**Set task**. Count how many lines below include the string "Defeitos", and give that number without anything else.

**Dataset excerpts**.
···

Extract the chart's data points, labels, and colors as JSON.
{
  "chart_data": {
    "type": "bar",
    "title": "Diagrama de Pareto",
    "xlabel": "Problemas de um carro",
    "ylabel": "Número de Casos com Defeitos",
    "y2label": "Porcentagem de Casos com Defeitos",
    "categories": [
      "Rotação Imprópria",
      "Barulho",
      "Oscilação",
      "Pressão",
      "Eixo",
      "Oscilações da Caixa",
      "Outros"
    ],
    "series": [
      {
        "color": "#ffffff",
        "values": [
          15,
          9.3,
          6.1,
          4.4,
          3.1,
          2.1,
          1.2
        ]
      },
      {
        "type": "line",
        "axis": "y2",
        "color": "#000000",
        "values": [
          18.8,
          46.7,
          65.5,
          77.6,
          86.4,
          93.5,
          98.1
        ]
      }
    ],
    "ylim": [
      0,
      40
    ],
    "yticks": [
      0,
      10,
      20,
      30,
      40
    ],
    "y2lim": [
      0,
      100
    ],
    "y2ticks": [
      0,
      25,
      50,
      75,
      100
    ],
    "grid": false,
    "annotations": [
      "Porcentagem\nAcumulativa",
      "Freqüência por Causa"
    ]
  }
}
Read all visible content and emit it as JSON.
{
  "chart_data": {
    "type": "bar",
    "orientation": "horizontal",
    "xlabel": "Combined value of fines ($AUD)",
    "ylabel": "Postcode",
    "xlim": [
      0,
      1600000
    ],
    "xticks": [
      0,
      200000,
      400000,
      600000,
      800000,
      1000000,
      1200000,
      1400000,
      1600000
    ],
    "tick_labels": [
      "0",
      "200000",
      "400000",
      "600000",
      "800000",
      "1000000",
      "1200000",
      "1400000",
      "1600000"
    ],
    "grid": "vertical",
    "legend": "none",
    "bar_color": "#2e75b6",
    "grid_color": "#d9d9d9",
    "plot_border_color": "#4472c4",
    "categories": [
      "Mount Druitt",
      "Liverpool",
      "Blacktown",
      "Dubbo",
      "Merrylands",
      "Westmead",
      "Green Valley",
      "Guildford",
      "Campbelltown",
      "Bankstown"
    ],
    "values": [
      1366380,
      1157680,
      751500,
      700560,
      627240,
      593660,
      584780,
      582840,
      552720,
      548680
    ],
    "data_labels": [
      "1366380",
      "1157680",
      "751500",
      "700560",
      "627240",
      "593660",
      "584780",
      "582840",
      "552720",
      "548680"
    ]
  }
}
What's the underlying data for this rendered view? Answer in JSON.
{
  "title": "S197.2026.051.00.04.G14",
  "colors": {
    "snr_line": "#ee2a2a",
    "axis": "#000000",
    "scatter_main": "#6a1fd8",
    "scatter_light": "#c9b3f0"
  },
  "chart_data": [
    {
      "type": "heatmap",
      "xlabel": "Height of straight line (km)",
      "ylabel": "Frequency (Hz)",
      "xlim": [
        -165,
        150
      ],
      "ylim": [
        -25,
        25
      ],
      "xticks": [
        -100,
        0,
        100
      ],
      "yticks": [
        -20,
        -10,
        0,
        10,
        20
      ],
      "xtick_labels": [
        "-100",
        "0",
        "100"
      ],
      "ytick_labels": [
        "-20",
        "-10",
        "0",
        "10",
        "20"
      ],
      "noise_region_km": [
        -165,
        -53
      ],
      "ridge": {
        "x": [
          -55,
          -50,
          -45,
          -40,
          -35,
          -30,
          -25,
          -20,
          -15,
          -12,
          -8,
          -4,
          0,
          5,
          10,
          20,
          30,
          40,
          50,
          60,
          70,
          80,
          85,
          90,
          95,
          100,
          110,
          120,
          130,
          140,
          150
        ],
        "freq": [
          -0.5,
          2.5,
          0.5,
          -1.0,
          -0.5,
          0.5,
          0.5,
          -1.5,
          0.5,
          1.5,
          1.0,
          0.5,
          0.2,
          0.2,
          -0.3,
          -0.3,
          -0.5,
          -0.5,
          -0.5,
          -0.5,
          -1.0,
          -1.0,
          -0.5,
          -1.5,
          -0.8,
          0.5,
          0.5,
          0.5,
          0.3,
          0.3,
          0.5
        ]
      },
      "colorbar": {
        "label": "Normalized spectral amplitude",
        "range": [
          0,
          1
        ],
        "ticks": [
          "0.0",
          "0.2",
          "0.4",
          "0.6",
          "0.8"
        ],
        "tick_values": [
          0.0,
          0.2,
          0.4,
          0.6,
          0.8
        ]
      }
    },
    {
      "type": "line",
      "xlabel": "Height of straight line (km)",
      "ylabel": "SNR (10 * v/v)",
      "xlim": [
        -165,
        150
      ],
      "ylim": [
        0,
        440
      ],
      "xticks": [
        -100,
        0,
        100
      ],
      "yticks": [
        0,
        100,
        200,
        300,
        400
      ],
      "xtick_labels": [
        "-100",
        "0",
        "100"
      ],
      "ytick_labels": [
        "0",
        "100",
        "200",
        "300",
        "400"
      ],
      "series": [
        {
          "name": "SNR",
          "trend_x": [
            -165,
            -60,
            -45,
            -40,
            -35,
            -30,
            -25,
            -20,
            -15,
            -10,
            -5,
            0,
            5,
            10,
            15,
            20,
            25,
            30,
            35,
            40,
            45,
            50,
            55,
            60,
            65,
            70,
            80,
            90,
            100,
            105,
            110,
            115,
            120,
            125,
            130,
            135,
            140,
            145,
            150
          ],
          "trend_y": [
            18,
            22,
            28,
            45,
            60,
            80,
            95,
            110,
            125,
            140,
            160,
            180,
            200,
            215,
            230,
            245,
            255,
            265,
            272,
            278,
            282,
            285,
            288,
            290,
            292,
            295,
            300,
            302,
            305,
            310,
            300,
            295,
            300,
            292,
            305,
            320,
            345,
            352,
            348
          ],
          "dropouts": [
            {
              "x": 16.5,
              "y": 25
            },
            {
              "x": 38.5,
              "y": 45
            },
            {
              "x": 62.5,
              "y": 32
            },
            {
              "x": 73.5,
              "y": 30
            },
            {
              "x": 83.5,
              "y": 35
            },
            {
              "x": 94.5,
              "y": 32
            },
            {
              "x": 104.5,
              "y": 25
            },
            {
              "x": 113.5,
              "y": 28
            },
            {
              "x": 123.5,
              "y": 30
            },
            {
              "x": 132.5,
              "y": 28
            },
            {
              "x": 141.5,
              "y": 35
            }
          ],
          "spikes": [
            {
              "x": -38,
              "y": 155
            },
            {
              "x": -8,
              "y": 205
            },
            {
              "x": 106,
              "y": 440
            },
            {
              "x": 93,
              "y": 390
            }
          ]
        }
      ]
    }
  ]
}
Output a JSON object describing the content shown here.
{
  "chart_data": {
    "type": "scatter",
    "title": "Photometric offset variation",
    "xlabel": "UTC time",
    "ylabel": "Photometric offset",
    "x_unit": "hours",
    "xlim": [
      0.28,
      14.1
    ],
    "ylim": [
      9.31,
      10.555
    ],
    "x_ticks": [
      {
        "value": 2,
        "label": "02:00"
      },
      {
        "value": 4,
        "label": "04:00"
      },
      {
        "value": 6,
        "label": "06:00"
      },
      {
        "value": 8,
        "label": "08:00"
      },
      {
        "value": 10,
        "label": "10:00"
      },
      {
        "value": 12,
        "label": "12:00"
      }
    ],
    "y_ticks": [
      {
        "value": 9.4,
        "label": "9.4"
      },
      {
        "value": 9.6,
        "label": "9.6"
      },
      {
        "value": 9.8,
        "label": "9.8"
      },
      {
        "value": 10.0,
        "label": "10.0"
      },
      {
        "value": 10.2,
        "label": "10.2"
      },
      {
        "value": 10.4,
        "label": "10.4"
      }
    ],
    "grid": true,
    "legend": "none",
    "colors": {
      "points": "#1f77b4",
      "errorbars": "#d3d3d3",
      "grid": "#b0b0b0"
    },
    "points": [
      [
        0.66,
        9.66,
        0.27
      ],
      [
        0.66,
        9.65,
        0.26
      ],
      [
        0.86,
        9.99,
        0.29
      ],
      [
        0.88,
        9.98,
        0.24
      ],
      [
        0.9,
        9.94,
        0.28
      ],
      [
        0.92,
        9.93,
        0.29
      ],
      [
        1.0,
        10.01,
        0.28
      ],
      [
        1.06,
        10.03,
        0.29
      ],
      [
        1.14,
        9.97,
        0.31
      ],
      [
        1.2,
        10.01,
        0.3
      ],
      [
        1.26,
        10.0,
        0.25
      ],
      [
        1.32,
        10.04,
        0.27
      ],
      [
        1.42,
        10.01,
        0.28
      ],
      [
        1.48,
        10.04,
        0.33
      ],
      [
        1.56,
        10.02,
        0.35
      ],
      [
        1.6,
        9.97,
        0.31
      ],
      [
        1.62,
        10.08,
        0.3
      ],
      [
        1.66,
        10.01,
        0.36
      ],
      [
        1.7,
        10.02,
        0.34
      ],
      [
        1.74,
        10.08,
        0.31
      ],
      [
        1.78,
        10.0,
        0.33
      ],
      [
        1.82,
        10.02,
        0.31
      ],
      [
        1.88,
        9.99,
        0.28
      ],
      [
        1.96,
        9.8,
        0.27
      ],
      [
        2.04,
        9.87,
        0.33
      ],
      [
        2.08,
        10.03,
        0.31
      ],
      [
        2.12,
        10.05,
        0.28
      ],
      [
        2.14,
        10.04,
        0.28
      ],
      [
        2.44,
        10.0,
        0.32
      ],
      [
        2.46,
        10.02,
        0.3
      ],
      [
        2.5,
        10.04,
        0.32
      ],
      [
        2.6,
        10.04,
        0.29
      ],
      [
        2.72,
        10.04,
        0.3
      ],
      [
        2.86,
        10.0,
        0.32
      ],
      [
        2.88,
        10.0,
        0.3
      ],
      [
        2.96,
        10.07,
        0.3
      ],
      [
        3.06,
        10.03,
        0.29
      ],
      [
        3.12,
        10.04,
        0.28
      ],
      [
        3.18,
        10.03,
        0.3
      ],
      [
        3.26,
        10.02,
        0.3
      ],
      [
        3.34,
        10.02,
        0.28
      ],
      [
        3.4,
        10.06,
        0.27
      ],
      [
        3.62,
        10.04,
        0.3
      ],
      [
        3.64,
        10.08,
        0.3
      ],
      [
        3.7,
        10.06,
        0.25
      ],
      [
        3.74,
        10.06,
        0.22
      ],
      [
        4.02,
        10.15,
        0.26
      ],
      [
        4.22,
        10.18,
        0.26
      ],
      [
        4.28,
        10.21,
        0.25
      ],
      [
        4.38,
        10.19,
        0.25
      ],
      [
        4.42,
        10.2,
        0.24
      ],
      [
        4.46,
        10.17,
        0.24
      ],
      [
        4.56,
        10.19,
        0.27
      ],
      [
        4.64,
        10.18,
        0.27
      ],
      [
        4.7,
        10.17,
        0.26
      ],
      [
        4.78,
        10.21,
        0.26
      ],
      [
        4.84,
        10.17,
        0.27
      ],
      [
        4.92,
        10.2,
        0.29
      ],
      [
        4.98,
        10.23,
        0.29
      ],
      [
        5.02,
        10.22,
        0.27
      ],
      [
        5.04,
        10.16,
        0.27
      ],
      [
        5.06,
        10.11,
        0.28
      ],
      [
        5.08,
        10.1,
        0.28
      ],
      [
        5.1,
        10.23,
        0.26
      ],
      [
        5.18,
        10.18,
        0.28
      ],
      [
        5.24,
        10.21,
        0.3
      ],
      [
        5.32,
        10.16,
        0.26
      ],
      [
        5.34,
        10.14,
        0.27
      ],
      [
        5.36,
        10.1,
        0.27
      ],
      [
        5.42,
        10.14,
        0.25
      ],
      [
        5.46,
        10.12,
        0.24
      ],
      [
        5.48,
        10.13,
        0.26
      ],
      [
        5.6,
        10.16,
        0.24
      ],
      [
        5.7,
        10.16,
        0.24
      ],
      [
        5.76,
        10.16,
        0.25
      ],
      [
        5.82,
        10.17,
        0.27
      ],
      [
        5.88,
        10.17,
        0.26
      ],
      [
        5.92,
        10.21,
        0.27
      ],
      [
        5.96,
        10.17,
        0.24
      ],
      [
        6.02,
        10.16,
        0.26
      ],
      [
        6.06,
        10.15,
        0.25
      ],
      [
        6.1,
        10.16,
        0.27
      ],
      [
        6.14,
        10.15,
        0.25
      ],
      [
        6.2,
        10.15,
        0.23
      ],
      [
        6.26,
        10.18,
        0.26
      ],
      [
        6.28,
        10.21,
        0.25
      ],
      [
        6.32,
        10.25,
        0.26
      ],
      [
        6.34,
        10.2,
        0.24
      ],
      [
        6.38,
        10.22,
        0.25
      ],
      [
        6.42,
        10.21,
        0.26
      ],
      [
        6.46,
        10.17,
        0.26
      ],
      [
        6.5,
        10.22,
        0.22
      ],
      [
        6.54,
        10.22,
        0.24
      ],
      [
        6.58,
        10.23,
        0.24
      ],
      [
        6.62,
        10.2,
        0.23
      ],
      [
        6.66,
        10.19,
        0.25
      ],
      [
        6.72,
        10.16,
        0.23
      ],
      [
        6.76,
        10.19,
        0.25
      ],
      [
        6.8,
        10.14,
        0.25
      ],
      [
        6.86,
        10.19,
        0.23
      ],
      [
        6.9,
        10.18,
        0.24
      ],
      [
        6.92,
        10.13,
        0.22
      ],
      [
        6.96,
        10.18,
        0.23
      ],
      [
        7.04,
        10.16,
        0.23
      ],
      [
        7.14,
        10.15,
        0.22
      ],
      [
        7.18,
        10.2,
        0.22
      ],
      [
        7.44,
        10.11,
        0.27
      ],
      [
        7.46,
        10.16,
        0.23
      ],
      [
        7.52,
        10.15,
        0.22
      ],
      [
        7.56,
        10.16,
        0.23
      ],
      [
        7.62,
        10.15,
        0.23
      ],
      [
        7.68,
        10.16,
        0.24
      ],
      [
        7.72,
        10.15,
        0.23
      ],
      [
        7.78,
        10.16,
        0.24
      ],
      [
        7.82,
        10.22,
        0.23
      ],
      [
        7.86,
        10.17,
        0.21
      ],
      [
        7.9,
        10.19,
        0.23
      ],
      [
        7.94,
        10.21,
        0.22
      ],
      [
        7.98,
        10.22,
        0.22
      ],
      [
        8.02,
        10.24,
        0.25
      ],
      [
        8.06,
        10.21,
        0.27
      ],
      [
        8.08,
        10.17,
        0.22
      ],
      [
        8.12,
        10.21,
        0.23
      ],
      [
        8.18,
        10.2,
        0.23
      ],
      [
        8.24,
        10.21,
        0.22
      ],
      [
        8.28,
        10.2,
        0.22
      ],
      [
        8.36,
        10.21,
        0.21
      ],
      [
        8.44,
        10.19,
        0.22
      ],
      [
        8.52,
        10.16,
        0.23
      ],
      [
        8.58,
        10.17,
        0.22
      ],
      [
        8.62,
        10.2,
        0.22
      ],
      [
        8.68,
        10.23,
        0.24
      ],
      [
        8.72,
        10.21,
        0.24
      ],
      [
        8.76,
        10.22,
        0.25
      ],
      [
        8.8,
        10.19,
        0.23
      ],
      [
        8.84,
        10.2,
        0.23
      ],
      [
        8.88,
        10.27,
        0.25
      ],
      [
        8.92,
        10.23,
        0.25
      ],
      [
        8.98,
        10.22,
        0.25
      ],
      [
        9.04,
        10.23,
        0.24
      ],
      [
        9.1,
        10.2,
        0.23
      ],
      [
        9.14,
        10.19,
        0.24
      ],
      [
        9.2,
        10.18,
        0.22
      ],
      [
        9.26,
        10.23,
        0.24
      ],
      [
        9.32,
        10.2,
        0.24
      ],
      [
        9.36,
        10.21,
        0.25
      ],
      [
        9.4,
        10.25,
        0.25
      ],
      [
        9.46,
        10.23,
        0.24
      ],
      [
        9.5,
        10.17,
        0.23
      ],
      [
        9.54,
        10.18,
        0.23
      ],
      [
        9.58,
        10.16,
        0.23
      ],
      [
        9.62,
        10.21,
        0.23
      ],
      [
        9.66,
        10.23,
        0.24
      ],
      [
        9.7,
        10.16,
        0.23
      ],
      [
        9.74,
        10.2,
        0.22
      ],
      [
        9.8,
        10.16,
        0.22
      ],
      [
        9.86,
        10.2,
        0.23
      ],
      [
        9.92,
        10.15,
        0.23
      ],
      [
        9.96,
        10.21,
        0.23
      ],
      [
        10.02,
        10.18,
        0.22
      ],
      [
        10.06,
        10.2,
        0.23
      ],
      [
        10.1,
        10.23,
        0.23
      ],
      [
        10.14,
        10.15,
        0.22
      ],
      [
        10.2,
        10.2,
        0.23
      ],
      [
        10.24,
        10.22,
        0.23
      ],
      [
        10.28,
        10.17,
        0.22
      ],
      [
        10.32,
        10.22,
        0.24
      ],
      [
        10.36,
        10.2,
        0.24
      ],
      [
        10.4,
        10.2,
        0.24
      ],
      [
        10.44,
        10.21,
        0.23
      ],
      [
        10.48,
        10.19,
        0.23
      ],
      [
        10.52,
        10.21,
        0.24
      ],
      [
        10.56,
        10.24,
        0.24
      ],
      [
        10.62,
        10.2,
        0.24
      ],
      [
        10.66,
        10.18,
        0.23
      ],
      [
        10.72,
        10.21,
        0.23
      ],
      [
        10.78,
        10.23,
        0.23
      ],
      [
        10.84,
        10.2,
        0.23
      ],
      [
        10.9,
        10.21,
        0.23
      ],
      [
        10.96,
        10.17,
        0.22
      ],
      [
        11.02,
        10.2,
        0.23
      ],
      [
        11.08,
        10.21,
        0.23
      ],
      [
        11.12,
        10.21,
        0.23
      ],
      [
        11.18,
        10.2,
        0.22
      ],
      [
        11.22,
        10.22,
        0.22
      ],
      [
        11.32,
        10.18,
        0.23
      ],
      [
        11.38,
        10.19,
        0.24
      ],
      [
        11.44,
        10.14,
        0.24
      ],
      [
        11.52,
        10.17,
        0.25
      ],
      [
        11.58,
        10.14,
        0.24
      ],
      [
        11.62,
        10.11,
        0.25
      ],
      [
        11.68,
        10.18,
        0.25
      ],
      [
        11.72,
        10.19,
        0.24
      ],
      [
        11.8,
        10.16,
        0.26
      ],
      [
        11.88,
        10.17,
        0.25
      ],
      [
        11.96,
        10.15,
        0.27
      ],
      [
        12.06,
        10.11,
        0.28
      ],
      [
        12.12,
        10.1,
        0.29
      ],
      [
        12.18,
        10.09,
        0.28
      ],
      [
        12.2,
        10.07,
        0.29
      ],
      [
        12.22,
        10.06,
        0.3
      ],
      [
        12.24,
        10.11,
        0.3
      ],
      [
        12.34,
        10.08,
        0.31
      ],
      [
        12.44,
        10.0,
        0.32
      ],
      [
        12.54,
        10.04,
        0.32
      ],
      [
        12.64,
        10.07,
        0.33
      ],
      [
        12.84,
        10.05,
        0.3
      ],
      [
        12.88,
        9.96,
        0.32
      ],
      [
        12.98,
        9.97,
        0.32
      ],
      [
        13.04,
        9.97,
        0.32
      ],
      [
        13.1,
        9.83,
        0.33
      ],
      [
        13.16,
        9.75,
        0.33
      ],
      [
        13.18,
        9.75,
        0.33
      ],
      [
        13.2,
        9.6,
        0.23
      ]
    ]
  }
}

···

**Response to this task**. 2